Source data:
[start]
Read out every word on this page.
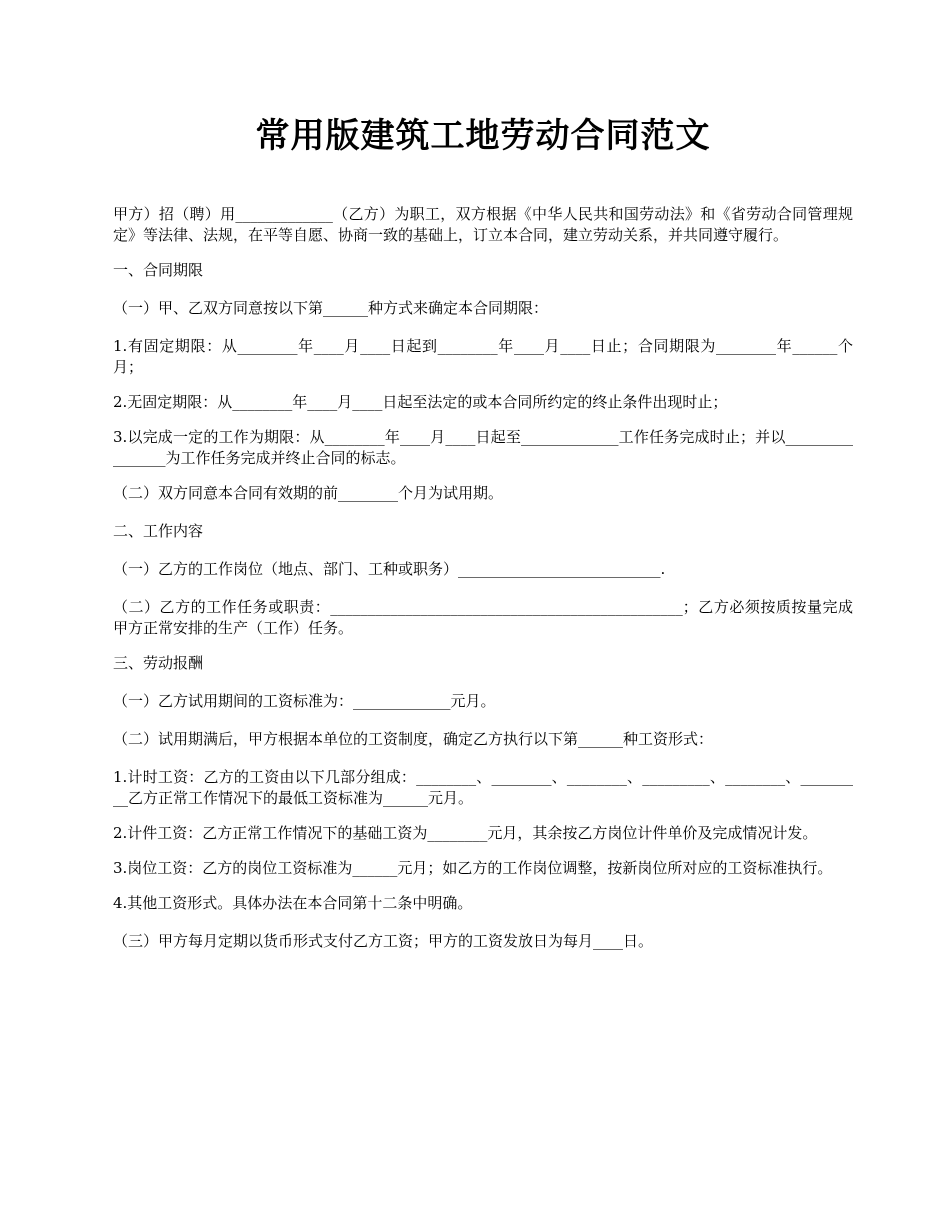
常用版建筑工地劳动合同范文

甲方）招（聘）用_____________（乙方）为职工，双方根据《中华人民共和国劳动法》和《省劳动合同管理规定》等法律、法规，在平等自愿、协商一致的基础上，订立本合同，建立劳动关系，并共同遵守履行。

一、合同期限

（一）甲、乙双方同意按以下第______种方式来确定本合同期限：

1.有固定期限：从________年____月____日起到________年____月____日止；合同期限为________年______个月；

2.无固定期限：从________年____月____日起至法定的或本合同所约定的终止条件出现时止；

3.以完成一定的工作为期限：从________年____月____日起至_____________工作任务完成时止；并以________________为工作任务完成并终止合同的标志。

（二）双方同意本合同有效期的前________个月为试用期。

二、工作内容

（一）乙方的工作岗位（地点、部门、工种或职务）___________________________.

（二）乙方的工作任务或职责：_______________________________________________；乙方必须按质按量完成甲方正常安排的生产（工作）任务。

三、劳动报酬

（一）乙方试用期间的工资标准为：_____________元月。

（二）试用期满后，甲方根据本单位的工资制度，确定乙方执行以下第______种工资形式：

1.计时工资：乙方的工资由以下几部分组成：________、________、________、_________、________、_________乙方正常工作情况下的最低工资标准为______元月。

2.计件工资：乙方正常工作情况下的基础工资为________元月，其余按乙方岗位计件单价及完成情况计发。

3.岗位工资：乙方的岗位工资标准为______元月；如乙方的工作岗位调整，按新岗位所对应的工资标准执行。

4.其他工资形式。具体办法在本合同第十二条中明确。

（三）甲方每月定期以货币形式支付乙方工资；甲方的工资发放日为每月____日。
[end]
Given request: Repeat each entry exactly as given; no pictures belong in the copy.

Written answer:
Read out every word on this page.
常用版建筑工地劳动合同范文

甲方）招（聘）用_____________（乙方）为职工，双方根据《中华人民共和国劳动法》和《省劳动合同管理规定》等法律、法规，在平等自愿、协商一致的基础上，订立本合同，建立劳动关系，并共同遵守履行。

一、合同期限

（一）甲、乙双方同意按以下第______种方式来确定本合同期限：

1.有固定期限：从________年____月____日起到________年____月____日止；合同期限为________年______个月；

2.无固定期限：从________年____月____日起至法定的或本合同所约定的终止条件出现时止；

3.以完成一定的工作为期限：从________年____月____日起至_____________工作任务完成时止；并以________________为工作任务完成并终止合同的标志。

（二）双方同意本合同有效期的前________个月为试用期。

二、工作内容

（一）乙方的工作岗位（地点、部门、工种或职务）___________________________.

（二）乙方的工作任务或职责：_______________________________________________；乙方必须按质按量完成甲方正常安排的生产（工作）任务。

三、劳动报酬

（一）乙方试用期间的工资标准为：_____________元月。

（二）试用期满后，甲方根据本单位的工资制度，确定乙方执行以下第______种工资形式：

1.计时工资：乙方的工资由以下几部分组成：________、________、________、_________、________、_________乙方正常工作情况下的最低工资标准为______元月。

2.计件工资：乙方正常工作情况下的基础工资为________元月，其余按乙方岗位计件单价及完成情况计发。

3.岗位工资：乙方的岗位工资标准为______元月；如乙方的工作岗位调整，按新岗位所对应的工资标准执行。

4.其他工资形式。具体办法在本合同第十二条中明确。

（三）甲方每月定期以货币形式支付乙方工资；甲方的工资发放日为每月____日。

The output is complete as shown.